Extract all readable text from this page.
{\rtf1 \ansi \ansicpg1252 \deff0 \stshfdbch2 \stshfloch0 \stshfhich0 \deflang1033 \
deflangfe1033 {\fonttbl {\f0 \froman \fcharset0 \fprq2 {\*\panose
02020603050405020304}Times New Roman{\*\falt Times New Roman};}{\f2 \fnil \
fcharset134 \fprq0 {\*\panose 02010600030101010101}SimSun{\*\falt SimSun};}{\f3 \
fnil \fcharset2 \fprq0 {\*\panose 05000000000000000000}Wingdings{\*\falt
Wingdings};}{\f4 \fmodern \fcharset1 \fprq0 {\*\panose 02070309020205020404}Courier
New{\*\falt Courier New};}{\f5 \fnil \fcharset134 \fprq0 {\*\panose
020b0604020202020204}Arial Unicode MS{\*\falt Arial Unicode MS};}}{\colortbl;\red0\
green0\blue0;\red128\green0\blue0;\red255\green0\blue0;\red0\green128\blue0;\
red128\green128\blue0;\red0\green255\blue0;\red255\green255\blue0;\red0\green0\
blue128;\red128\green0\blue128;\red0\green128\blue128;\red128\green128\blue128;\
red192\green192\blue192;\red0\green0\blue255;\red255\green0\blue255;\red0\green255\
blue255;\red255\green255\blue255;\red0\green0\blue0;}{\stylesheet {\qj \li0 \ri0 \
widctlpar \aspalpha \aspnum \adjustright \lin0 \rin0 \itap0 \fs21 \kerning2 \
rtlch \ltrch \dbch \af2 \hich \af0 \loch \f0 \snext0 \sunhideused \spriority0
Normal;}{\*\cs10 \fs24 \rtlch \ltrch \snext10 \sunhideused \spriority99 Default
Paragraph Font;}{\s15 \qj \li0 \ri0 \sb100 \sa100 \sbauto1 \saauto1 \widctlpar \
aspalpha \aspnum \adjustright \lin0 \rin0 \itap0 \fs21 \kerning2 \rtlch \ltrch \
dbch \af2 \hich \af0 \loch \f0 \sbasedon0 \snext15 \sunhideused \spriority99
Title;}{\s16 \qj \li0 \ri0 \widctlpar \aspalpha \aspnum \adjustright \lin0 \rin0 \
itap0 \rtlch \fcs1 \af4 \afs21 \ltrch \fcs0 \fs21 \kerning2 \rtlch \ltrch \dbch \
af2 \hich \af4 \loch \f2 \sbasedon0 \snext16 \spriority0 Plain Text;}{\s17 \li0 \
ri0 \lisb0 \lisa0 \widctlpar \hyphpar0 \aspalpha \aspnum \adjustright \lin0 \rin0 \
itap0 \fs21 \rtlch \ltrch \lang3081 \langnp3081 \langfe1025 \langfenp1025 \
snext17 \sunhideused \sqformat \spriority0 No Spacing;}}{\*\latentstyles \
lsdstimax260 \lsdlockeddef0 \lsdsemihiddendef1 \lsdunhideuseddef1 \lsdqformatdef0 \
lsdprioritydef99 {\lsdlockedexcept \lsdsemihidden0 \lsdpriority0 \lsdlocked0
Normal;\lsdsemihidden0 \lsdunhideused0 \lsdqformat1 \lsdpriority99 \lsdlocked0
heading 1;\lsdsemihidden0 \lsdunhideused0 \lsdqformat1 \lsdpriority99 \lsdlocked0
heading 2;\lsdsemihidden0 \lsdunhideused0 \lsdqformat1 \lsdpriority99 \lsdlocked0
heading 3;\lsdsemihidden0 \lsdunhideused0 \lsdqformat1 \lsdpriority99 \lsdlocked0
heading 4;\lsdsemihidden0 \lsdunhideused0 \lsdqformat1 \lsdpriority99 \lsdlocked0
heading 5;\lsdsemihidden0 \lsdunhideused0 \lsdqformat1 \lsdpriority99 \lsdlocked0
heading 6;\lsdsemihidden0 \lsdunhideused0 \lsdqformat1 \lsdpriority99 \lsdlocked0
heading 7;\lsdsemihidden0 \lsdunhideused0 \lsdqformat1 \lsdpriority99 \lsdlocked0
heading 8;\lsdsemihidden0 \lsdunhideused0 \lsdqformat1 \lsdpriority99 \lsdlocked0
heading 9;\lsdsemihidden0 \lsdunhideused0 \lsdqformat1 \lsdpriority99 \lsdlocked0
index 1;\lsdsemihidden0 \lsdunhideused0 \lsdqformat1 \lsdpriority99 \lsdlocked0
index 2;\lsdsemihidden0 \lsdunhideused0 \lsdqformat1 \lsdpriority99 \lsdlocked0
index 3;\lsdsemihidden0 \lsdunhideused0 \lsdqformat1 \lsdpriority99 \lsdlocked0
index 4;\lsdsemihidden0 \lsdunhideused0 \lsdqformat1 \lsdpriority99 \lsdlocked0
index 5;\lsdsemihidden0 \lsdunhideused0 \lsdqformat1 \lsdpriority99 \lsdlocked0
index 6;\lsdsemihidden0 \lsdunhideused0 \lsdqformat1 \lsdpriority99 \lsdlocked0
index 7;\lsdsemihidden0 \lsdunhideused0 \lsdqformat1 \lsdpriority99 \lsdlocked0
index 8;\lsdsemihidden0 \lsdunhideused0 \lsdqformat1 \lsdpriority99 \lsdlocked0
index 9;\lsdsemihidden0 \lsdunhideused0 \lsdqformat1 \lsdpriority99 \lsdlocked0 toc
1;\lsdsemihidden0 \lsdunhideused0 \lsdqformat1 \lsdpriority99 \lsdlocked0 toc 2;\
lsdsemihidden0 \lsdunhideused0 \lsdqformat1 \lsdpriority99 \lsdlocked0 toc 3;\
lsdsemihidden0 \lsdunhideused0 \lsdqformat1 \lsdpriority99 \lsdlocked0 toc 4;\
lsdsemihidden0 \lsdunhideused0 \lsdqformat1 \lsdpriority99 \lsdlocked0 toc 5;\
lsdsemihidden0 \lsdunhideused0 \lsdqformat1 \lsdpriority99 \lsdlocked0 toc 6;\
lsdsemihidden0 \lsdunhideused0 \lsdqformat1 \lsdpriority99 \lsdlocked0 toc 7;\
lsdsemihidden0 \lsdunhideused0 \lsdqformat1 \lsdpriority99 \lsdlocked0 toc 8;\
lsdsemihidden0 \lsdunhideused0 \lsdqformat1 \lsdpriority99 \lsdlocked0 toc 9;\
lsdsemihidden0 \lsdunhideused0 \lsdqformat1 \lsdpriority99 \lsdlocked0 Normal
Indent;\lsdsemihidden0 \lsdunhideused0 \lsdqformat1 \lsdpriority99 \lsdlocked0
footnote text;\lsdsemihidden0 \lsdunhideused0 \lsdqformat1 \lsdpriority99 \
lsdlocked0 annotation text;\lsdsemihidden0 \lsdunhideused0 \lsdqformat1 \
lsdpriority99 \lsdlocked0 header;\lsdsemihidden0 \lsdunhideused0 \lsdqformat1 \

****

**Given instruction:** Only the number is wanted: how many lines of the material contain the word "sunhideused"?

**In response:** 4